____ SUPPLIED DATA

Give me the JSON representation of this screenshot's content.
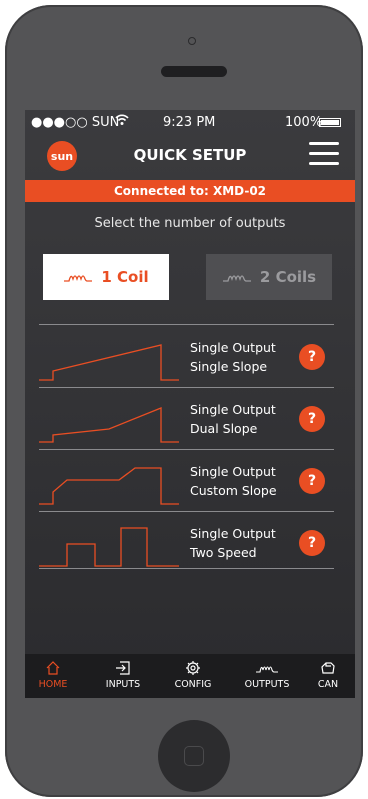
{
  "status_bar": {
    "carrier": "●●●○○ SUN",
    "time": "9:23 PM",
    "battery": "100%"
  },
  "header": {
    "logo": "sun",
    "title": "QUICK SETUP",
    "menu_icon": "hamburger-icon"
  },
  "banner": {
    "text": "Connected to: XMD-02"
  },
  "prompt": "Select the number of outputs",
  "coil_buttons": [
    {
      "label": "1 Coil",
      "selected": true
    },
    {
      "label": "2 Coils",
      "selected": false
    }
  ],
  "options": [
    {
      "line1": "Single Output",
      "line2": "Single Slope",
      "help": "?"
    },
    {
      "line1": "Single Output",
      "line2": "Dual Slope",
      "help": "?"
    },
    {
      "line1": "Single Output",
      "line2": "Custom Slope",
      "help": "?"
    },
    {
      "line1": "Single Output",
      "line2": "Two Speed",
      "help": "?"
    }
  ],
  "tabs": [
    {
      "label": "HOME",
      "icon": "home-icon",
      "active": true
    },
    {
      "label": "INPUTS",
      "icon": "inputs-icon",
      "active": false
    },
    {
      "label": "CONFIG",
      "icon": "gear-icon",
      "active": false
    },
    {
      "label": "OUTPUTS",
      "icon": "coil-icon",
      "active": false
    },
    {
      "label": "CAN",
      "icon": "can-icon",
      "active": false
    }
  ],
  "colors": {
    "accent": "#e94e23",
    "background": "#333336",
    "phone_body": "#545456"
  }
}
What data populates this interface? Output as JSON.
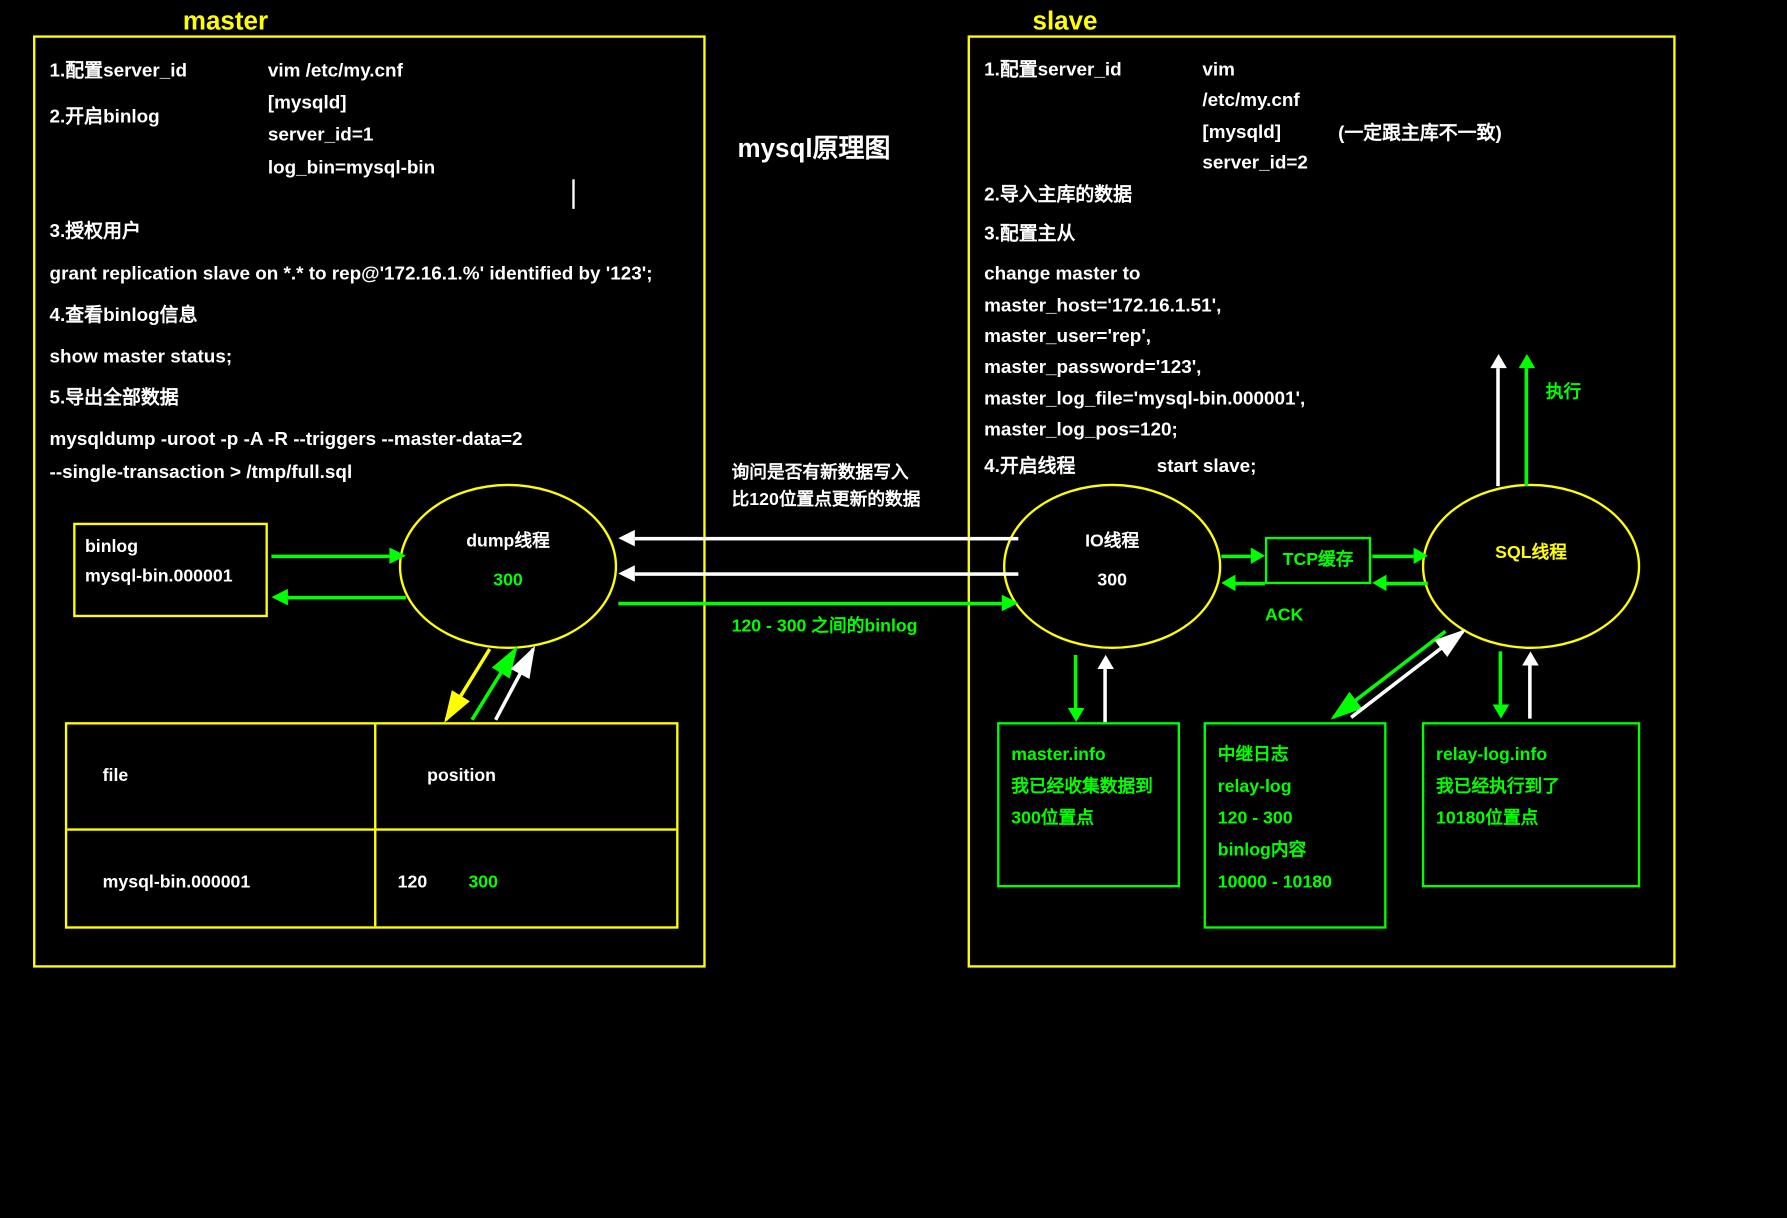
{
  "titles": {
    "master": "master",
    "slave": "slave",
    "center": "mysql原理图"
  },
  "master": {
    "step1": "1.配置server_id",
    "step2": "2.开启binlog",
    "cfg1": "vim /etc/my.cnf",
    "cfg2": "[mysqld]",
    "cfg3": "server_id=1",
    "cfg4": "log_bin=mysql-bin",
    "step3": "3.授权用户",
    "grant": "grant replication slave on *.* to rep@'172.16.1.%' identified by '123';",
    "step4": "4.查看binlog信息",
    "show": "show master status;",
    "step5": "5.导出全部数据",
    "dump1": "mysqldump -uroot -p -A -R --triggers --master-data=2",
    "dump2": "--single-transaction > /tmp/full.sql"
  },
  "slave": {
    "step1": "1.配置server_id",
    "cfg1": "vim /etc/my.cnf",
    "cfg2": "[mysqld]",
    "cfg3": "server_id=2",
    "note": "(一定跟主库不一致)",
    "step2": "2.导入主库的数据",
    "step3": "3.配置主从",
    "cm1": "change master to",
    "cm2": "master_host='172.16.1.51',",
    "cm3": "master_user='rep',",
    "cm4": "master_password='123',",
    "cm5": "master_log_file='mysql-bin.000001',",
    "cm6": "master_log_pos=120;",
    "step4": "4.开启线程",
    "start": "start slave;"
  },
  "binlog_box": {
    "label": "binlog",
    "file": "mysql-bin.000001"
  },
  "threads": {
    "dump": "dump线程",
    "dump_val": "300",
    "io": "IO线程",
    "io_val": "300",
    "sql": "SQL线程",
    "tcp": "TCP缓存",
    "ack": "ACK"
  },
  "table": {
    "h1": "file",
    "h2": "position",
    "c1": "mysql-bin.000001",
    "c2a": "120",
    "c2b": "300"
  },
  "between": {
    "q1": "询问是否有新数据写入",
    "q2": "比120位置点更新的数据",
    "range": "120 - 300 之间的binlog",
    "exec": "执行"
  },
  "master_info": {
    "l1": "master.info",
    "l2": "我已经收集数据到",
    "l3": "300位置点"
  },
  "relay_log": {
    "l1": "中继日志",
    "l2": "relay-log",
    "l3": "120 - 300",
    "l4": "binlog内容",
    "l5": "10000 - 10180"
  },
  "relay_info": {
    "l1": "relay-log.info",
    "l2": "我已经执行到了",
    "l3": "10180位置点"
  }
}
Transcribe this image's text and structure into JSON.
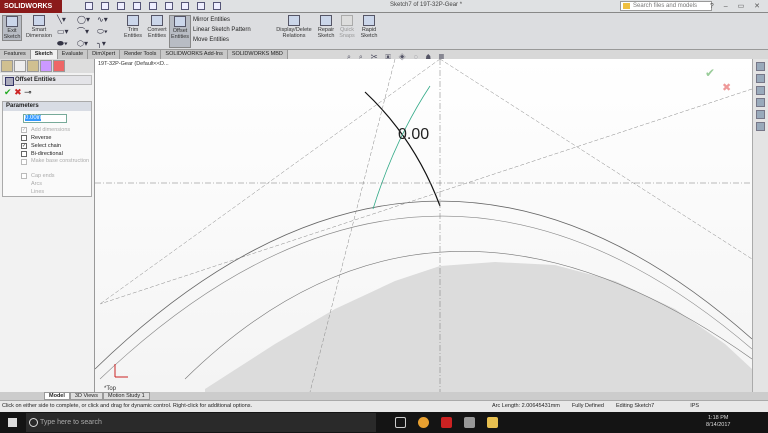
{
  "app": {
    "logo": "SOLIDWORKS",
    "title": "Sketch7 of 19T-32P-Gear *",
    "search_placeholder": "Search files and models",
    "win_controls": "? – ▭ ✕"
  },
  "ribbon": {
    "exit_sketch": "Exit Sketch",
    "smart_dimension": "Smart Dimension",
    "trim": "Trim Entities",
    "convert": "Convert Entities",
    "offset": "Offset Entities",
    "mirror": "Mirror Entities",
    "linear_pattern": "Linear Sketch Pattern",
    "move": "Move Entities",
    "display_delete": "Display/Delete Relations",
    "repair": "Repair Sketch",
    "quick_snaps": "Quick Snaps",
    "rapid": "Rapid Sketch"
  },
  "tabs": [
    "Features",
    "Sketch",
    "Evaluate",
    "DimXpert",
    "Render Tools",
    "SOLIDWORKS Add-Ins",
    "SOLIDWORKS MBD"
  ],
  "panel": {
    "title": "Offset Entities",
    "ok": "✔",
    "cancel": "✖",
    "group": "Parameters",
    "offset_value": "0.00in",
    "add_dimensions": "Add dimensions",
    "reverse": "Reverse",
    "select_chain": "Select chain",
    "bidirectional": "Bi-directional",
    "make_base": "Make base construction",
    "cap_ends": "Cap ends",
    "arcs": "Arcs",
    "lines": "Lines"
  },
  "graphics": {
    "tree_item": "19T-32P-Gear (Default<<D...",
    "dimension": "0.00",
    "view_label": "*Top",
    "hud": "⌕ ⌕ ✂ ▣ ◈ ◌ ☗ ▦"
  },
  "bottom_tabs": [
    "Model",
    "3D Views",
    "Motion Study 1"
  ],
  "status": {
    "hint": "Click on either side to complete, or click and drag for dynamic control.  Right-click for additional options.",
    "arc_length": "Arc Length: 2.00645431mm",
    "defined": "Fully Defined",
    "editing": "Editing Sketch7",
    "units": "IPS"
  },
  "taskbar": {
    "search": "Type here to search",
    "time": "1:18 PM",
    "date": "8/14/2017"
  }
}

________

STATED TASK | Skip the images and write out the rest of the listing exactly.

CORRECT RESULT |
Give me the JSON representation of this screenshot's content.
{
  "status_bar": {
    "carrier": "●●●○○ SUN",
    "time": "9:23 PM",
    "battery": "100%"
  },
  "header": {
    "logo": "sun",
    "title": "QUICK SETUP",
    "menu_icon": "hamburger-icon"
  },
  "banner": {
    "text": "Connected to: XMD-02"
  },
  "prompt": "Select the number of outputs",
  "coil_buttons": [
    {
      "label": "1 Coil",
      "selected": true
    },
    {
      "label": "2 Coils",
      "selected": false
    }
  ],
  "options": [
    {
      "line1": "Single Output",
      "line2": "Single Slope",
      "help": "?"
    },
    {
      "line1": "Single Output",
      "line2": "Dual Slope",
      "help": "?"
    },
    {
      "line1": "Single Output",
      "line2": "Custom Slope",
      "help": "?"
    },
    {
      "line1": "Single Output",
      "line2": "Two Speed",
      "help": "?"
    }
  ],
  "tabs": [
    {
      "label": "HOME",
      "icon": "home-icon",
      "active": true
    },
    {
      "label": "INPUTS",
      "icon": "inputs-icon",
      "active": false
    },
    {
      "label": "CONFIG",
      "icon": "gear-icon",
      "active": false
    },
    {
      "label": "OUTPUTS",
      "icon": "coil-icon",
      "active": false
    },
    {
      "label": "CAN",
      "icon": "can-icon",
      "active": false
    }
  ],
  "colors": {
    "accent": "#e94e23",
    "background": "#333336",
    "phone_body": "#545456"
  }
}
What data populates this interface? Output as JSON.
{
  "titles": {
    "master": "master",
    "slave": "slave",
    "center": "mysql原理图"
  },
  "master": {
    "step1": "1.配置server_id",
    "step2": "2.开启binlog",
    "cfg1": "vim /etc/my.cnf",
    "cfg2": "[mysqld]",
    "cfg3": "server_id=1",
    "cfg4": "log_bin=mysql-bin",
    "step3": "3.授权用户",
    "grant": "grant replication slave on *.* to rep@'172.16.1.%' identified by '123';",
    "step4": "4.查看binlog信息",
    "show": "show master status;",
    "step5": "5.导出全部数据",
    "dump1": "mysqldump -uroot -p -A -R --triggers --master-data=2",
    "dump2": "--single-transaction > /tmp/full.sql"
  },
  "slave": {
    "step1": "1.配置server_id",
    "cfg1": "vim /etc/my.cnf",
    "cfg2": "[mysqld]",
    "cfg3": "server_id=2",
    "note": "(一定跟主库不一致)",
    "step2": "2.导入主库的数据",
    "step3": "3.配置主从",
    "cm1": "change master to",
    "cm2": "master_host='172.16.1.51',",
    "cm3": "master_user='rep',",
    "cm4": "master_password='123',",
    "cm5": "master_log_file='mysql-bin.000001',",
    "cm6": "master_log_pos=120;",
    "step4": "4.开启线程",
    "start": "start slave;"
  },
  "binlog_box": {
    "label": "binlog",
    "file": "mysql-bin.000001"
  },
  "threads": {
    "dump": "dump线程",
    "dump_val": "300",
    "io": "IO线程",
    "io_val": "300",
    "sql": "SQL线程",
    "tcp": "TCP缓存",
    "ack": "ACK"
  },
  "table": {
    "h1": "file",
    "h2": "position",
    "c1": "mysql-bin.000001",
    "c2a": "120",
    "c2b": "300"
  },
  "between": {
    "q1": "询问是否有新数据写入",
    "q2": "比120位置点更新的数据",
    "range": "120 - 300 之间的binlog",
    "exec": "执行"
  },
  "master_info": {
    "l1": "master.info",
    "l2": "我已经收集数据到",
    "l3": "300位置点"
  },
  "relay_log": {
    "l1": "中继日志",
    "l2": "relay-log",
    "l3": "120 - 300",
    "l4": "binlog内容",
    "l5": "10000 - 10180"
  },
  "relay_info": {
    "l1": "relay-log.info",
    "l2": "我已经执行到了",
    "l3": "10180位置点"
  }
}
Transcribe this image's text and structure into JSON.
{
  "app": {
    "logo": "SOLIDWORKS",
    "title": "Sketch7 of 19T-32P-Gear *",
    "search_placeholder": "Search files and models",
    "win_controls": "? – ▭ ✕"
  },
  "ribbon": {
    "exit_sketch": "Exit Sketch",
    "smart_dimension": "Smart Dimension",
    "trim": "Trim Entities",
    "convert": "Convert Entities",
    "offset": "Offset Entities",
    "mirror": "Mirror Entities",
    "linear_pattern": "Linear Sketch Pattern",
    "move": "Move Entities",
    "display_delete": "Display/Delete Relations",
    "repair": "Repair Sketch",
    "quick_snaps": "Quick Snaps",
    "rapid": "Rapid Sketch"
  },
  "tabs": [
    "Features",
    "Sketch",
    "Evaluate",
    "DimXpert",
    "Render Tools",
    "SOLIDWORKS Add-Ins",
    "SOLIDWORKS MBD"
  ],
  "panel": {
    "title": "Offset Entities",
    "ok": "✔",
    "cancel": "✖",
    "group": "Parameters",
    "offset_value": "0.00in",
    "add_dimensions": "Add dimensions",
    "reverse": "Reverse",
    "select_chain": "Select chain",
    "bidirectional": "Bi-directional",
    "make_base": "Make base construction",
    "cap_ends": "Cap ends",
    "arcs": "Arcs",
    "lines": "Lines"
  },
  "graphics": {
    "tree_item": "19T-32P-Gear (Default<<D...",
    "dimension": "0.00",
    "view_label": "*Top",
    "hud": "⌕ ⌕ ✂ ▣ ◈ ◌ ☗ ▦"
  },
  "bottom_tabs": [
    "Model",
    "3D Views",
    "Motion Study 1"
  ],
  "status": {
    "hint": "Click on either side to complete, or click and drag for dynamic control.  Right-click for additional options.",
    "arc_length": "Arc Length: 2.00645431mm",
    "defined": "Fully Defined",
    "editing": "Editing Sketch7",
    "units": "IPS"
  },
  "taskbar": {
    "search": "Type here to search",
    "time": "1:18 PM",
    "date": "8/14/2017"
  }
}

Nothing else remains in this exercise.